What is being asked: Copy out all the lines of the data that hold the word "stroke".

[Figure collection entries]
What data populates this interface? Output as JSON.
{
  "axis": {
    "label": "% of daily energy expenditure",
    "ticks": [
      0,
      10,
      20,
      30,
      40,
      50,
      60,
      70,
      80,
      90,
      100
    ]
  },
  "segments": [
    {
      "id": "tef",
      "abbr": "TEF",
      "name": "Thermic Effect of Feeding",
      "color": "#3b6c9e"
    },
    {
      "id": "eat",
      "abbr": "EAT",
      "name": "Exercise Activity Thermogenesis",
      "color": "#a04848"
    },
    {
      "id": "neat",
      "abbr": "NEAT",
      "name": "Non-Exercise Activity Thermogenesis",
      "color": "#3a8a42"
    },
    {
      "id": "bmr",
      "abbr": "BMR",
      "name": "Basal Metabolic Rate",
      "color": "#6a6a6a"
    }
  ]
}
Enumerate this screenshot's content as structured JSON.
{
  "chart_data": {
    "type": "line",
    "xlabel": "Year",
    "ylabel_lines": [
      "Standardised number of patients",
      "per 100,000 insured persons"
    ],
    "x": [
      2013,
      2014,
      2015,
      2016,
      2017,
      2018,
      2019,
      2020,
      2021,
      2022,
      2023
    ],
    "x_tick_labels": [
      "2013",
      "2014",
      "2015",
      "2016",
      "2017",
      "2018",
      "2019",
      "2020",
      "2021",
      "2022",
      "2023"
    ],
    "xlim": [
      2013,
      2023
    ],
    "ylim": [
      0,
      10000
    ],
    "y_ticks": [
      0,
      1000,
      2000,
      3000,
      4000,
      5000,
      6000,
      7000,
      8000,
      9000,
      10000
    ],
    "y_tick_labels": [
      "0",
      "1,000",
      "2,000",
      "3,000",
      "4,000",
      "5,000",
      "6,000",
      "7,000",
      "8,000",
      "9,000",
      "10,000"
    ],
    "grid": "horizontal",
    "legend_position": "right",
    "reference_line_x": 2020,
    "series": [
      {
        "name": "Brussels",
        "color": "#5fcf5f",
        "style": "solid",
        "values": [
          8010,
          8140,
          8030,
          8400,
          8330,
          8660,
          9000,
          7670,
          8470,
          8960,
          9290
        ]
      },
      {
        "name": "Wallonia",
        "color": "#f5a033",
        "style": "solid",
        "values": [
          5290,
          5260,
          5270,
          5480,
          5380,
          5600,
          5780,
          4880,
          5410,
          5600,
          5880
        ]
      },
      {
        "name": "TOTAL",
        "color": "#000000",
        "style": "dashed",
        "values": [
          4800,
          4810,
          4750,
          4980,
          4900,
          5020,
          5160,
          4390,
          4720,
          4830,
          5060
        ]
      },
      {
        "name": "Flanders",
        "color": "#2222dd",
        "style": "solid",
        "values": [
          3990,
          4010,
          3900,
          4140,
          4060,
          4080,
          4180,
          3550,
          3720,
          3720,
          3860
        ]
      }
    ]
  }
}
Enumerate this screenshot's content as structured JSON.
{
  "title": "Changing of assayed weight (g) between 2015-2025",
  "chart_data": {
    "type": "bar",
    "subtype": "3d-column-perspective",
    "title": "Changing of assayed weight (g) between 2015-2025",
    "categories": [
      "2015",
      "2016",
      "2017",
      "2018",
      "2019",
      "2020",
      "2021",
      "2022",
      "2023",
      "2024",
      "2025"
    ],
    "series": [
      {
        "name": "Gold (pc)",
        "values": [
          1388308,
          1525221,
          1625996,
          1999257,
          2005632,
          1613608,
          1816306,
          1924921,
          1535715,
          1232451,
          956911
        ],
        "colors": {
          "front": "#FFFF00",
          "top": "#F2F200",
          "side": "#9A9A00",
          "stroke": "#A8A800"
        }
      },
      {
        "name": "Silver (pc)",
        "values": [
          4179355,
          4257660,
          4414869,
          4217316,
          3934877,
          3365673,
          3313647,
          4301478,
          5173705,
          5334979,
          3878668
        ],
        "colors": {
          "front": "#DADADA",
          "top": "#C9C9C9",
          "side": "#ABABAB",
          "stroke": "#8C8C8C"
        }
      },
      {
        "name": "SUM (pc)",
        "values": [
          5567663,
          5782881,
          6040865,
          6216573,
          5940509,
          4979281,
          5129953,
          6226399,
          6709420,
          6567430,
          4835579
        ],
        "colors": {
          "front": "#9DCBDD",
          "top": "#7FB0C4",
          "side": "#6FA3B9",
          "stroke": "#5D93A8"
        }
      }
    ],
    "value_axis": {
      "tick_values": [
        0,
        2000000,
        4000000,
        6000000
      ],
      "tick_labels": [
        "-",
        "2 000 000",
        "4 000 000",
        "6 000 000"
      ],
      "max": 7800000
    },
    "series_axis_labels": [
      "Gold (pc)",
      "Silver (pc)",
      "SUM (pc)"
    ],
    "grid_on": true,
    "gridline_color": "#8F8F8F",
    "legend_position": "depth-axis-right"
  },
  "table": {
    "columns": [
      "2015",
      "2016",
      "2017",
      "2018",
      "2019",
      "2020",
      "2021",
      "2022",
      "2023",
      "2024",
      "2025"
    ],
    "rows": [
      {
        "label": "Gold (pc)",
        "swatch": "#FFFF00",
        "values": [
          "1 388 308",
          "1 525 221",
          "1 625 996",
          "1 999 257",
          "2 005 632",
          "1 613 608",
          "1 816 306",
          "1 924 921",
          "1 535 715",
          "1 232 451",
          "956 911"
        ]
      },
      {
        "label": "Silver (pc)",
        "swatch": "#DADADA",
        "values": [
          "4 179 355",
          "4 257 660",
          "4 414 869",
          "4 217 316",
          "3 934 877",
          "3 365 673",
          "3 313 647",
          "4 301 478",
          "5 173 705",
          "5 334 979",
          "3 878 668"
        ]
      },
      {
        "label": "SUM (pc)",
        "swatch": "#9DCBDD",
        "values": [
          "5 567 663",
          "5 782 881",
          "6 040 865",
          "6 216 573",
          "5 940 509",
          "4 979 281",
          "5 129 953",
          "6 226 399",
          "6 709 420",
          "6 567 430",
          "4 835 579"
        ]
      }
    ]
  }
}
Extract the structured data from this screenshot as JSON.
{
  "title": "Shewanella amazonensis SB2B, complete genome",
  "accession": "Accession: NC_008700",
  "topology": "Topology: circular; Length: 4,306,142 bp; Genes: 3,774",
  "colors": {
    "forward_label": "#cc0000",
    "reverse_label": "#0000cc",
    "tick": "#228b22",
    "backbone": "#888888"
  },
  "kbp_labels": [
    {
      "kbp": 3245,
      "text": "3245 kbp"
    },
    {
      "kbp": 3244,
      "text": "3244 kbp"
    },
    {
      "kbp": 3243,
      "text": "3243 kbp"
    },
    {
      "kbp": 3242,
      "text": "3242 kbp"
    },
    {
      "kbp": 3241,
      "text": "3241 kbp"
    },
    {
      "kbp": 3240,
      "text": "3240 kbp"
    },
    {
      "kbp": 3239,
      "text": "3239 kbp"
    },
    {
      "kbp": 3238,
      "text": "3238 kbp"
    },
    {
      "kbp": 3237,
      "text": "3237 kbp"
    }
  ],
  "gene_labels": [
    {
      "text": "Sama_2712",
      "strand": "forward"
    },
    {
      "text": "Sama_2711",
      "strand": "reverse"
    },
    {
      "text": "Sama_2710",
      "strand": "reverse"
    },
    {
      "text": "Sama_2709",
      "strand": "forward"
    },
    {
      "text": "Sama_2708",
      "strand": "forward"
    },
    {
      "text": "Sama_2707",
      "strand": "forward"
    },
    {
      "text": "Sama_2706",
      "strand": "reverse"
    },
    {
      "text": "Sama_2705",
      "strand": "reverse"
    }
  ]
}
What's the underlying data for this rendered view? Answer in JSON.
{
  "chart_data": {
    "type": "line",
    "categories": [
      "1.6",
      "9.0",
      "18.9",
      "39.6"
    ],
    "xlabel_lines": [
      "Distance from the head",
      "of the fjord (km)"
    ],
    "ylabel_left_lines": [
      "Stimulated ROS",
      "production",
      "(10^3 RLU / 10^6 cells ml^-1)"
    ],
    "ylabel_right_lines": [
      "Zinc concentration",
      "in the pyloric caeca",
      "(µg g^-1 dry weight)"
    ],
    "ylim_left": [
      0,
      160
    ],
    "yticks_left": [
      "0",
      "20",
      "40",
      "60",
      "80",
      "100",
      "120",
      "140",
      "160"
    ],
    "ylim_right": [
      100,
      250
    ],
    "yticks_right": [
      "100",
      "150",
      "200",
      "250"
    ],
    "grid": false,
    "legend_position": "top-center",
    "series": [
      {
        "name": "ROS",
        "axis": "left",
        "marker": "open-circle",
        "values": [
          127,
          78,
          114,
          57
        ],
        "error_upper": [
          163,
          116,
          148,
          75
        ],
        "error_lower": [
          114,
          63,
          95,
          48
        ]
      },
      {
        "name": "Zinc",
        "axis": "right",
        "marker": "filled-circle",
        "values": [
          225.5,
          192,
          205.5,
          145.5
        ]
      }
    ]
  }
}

Exercise response:
          "stroke": "#A8A800"
          "stroke": "#8C8C8C"
          "stroke": "#5D93A8"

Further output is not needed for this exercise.